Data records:
========================

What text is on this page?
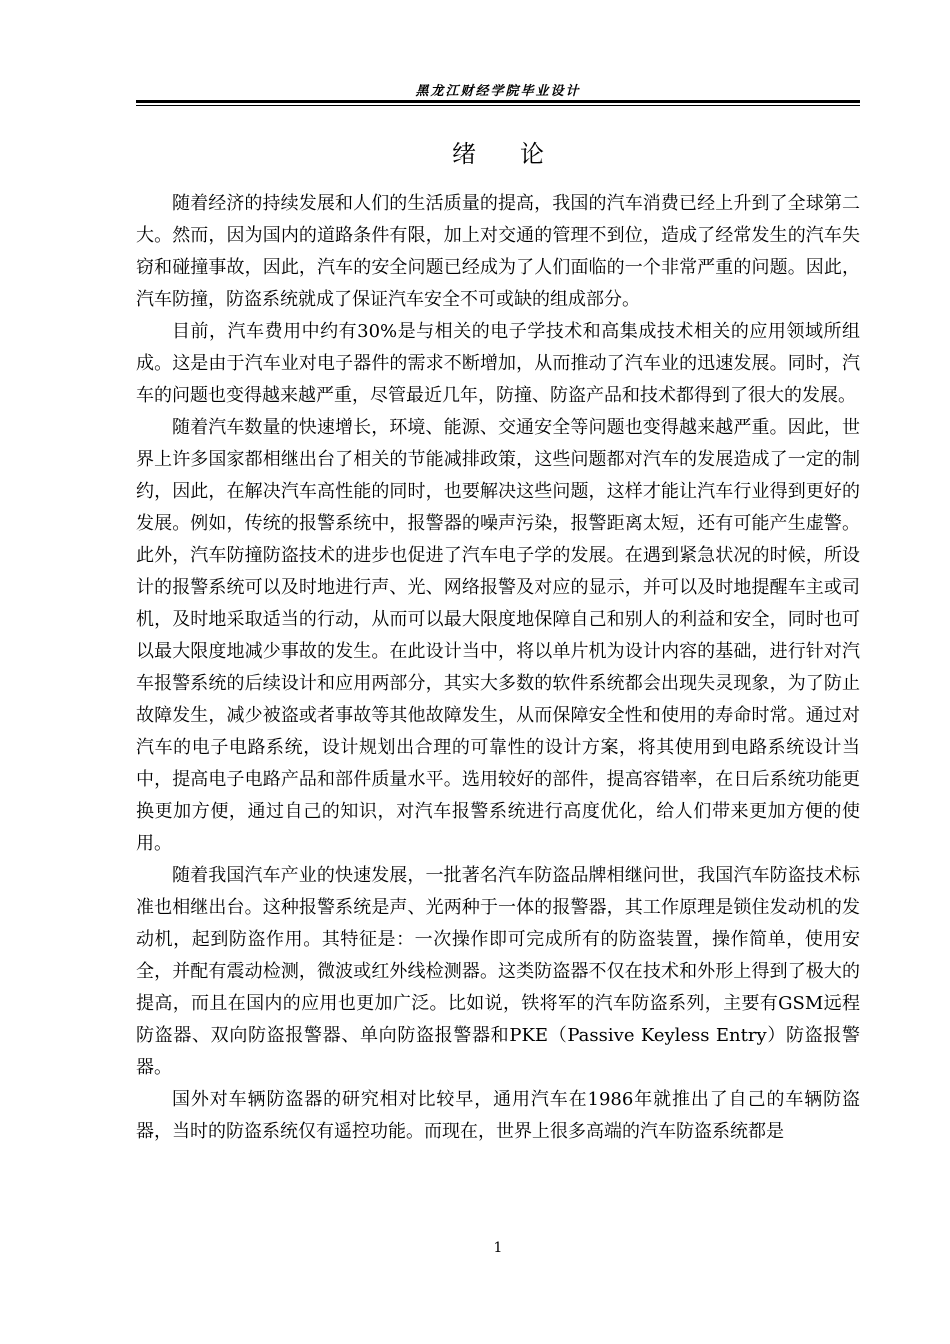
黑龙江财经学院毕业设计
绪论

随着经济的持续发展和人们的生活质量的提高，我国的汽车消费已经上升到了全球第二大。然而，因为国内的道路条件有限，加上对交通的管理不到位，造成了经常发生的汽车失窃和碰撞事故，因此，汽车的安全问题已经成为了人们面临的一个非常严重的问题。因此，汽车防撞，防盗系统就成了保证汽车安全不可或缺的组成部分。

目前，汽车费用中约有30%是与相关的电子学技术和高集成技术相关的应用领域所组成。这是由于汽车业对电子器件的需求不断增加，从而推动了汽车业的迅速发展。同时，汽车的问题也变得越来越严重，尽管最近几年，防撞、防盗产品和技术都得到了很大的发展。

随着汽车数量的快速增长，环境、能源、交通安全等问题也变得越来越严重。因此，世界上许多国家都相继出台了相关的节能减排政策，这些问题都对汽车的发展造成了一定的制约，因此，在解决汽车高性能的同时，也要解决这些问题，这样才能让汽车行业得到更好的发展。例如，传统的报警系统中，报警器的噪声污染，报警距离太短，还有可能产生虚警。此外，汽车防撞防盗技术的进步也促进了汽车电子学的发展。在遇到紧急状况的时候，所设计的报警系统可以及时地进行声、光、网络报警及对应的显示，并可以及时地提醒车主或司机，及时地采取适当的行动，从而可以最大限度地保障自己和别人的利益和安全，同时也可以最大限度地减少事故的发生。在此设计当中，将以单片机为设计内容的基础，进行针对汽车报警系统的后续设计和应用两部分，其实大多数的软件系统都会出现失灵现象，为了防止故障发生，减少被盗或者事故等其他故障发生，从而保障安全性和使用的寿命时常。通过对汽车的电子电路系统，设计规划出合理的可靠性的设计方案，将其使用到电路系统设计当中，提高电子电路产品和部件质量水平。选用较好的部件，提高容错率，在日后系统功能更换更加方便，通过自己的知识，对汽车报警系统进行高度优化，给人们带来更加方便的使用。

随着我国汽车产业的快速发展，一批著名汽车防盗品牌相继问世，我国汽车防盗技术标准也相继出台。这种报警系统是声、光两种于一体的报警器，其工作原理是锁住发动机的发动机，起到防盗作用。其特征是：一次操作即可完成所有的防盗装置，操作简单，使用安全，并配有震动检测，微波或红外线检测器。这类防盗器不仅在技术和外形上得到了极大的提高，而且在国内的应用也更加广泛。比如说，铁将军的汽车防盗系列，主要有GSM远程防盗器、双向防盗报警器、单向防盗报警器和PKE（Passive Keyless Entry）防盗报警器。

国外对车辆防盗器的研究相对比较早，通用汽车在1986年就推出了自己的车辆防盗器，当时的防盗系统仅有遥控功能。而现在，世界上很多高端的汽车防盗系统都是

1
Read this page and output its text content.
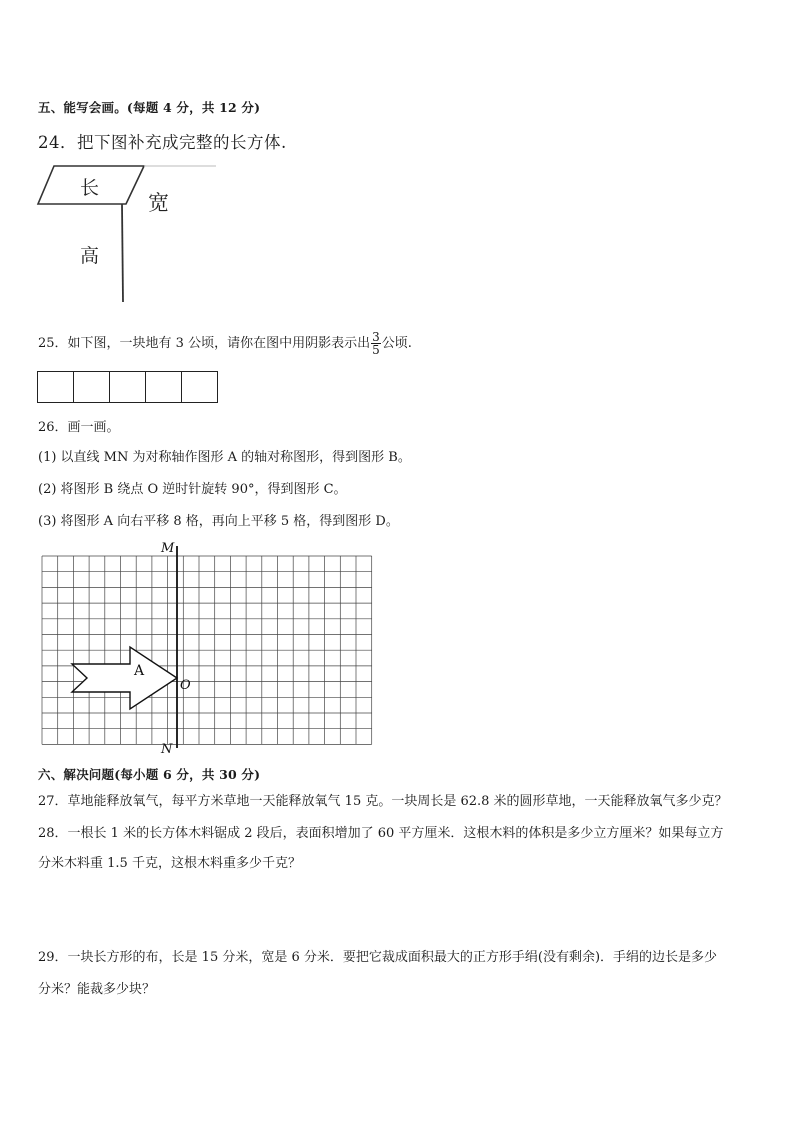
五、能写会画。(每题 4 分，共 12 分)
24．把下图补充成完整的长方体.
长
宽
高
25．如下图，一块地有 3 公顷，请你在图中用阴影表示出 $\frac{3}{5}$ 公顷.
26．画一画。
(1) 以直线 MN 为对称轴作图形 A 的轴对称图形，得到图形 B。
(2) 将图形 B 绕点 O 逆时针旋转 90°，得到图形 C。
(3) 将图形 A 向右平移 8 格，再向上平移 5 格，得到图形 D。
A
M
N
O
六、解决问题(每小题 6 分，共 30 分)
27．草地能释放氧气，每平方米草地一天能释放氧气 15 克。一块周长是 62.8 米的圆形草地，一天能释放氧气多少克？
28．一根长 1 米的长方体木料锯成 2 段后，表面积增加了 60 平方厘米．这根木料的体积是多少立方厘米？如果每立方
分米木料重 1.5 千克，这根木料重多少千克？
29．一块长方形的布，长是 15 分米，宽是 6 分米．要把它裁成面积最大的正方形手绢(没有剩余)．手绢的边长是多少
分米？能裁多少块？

========================

**Exercise**
Leave the pictures out and reproduce each record exactly as written.

**Worked answer**
What text is on this page?
黑龙江财经学院毕业设计
绪论

随着经济的持续发展和人们的生活质量的提高，我国的汽车消费已经上升到了全球第二大。然而，因为国内的道路条件有限，加上对交通的管理不到位，造成了经常发生的汽车失窃和碰撞事故，因此，汽车的安全问题已经成为了人们面临的一个非常严重的问题。因此，汽车防撞，防盗系统就成了保证汽车安全不可或缺的组成部分。

目前，汽车费用中约有30%是与相关的电子学技术和高集成技术相关的应用领域所组成。这是由于汽车业对电子器件的需求不断增加，从而推动了汽车业的迅速发展。同时，汽车的问题也变得越来越严重，尽管最近几年，防撞、防盗产品和技术都得到了很大的发展。

随着汽车数量的快速增长，环境、能源、交通安全等问题也变得越来越严重。因此，世界上许多国家都相继出台了相关的节能减排政策，这些问题都对汽车的发展造成了一定的制约，因此，在解决汽车高性能的同时，也要解决这些问题，这样才能让汽车行业得到更好的发展。例如，传统的报警系统中，报警器的噪声污染，报警距离太短，还有可能产生虚警。此外，汽车防撞防盗技术的进步也促进了汽车电子学的发展。在遇到紧急状况的时候，所设计的报警系统可以及时地进行声、光、网络报警及对应的显示，并可以及时地提醒车主或司机，及时地采取适当的行动，从而可以最大限度地保障自己和别人的利益和安全，同时也可以最大限度地减少事故的发生。在此设计当中，将以单片机为设计内容的基础，进行针对汽车报警系统的后续设计和应用两部分，其实大多数的软件系统都会出现失灵现象，为了防止故障发生，减少被盗或者事故等其他故障发生，从而保障安全性和使用的寿命时常。通过对汽车的电子电路系统，设计规划出合理的可靠性的设计方案，将其使用到电路系统设计当中，提高电子电路产品和部件质量水平。选用较好的部件，提高容错率，在日后系统功能更换更加方便，通过自己的知识，对汽车报警系统进行高度优化，给人们带来更加方便的使用。

随着我国汽车产业的快速发展，一批著名汽车防盗品牌相继问世，我国汽车防盗技术标准也相继出台。这种报警系统是声、光两种于一体的报警器，其工作原理是锁住发动机的发动机，起到防盗作用。其特征是：一次操作即可完成所有的防盗装置，操作简单，使用安全，并配有震动检测，微波或红外线检测器。这类防盗器不仅在技术和外形上得到了极大的提高，而且在国内的应用也更加广泛。比如说，铁将军的汽车防盗系列，主要有GSM远程防盗器、双向防盗报警器、单向防盗报警器和PKE（Passive Keyless Entry）防盗报警器。

国外对车辆防盗器的研究相对比较早，通用汽车在1986年就推出了自己的车辆防盗器，当时的防盗系统仅有遥控功能。而现在，世界上很多高端的汽车防盗系统都是

1
Read this page and output its text content.
五、能写会画。(每题 4 分，共 12 分)
24．把下图补充成完整的长方体.
长
宽
高
25．如下图，一块地有 3 公顷，请你在图中用阴影表示出 $\frac{3}{5}$ 公顷.
26．画一画。
(1) 以直线 MN 为对称轴作图形 A 的轴对称图形，得到图形 B。
(2) 将图形 B 绕点 O 逆时针旋转 90°，得到图形 C。
(3) 将图形 A 向右平移 8 格，再向上平移 5 格，得到图形 D。
A
M
N
O
六、解决问题(每小题 6 分，共 30 分)
27．草地能释放氧气，每平方米草地一天能释放氧气 15 克。一块周长是 62.8 米的圆形草地，一天能释放氧气多少克？
28．一根长 1 米的长方体木料锯成 2 段后，表面积增加了 60 平方厘米．这根木料的体积是多少立方厘米？如果每立方
分米木料重 1.5 千克，这根木料重多少千克？
29．一块长方形的布，长是 15 分米，宽是 6 分米．要把它裁成面积最大的正方形手绢(没有剩余)．手绢的边长是多少
分米？能裁多少块？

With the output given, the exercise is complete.